+++ Exercise input +++

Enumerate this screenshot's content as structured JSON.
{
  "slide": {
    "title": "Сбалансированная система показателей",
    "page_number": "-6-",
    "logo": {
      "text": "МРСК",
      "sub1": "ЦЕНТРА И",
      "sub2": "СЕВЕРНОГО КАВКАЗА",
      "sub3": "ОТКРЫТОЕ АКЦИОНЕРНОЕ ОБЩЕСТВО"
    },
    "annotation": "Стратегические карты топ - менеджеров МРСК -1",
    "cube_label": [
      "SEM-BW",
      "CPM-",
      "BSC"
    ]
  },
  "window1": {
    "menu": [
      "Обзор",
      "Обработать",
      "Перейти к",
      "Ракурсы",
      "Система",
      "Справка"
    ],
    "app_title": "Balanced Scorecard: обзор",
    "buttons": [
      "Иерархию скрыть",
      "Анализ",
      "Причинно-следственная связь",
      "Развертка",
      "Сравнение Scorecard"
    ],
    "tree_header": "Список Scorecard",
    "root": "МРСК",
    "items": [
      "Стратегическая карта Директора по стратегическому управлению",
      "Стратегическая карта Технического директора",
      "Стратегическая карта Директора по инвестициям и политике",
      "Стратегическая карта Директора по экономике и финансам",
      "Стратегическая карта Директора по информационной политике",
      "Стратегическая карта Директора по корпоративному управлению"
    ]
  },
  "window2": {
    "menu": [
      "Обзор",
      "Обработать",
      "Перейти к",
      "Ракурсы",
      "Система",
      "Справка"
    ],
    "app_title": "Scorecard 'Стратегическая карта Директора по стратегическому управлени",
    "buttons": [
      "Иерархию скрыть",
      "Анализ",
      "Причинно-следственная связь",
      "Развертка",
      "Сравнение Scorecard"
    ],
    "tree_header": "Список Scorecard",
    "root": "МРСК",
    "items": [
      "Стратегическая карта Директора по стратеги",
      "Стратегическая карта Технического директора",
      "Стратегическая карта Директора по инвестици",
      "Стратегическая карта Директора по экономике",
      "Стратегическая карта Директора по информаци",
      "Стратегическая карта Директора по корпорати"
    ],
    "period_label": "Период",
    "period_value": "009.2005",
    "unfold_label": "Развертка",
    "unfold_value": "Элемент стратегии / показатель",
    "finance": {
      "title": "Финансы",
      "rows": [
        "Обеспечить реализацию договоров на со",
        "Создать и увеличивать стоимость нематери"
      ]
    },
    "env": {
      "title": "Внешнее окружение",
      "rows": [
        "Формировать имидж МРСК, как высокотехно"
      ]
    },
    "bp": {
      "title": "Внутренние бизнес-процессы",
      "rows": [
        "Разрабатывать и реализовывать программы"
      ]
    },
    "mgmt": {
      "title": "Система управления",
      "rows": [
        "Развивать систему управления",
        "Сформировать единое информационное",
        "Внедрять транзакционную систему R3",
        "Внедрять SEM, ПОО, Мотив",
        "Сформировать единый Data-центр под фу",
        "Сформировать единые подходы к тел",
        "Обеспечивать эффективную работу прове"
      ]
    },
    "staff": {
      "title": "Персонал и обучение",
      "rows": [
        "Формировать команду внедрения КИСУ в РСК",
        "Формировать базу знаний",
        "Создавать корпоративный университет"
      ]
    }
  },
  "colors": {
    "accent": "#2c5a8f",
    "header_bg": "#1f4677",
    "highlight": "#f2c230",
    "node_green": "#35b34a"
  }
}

+++

▶ **Your task**
Every line of the records that includes the word "политике" should be gathered.

▶ **Exercise response**
      "Стратегическая карта Директора по инвестициям и политике",
      "Стратегическая карта Директора по информационной политике",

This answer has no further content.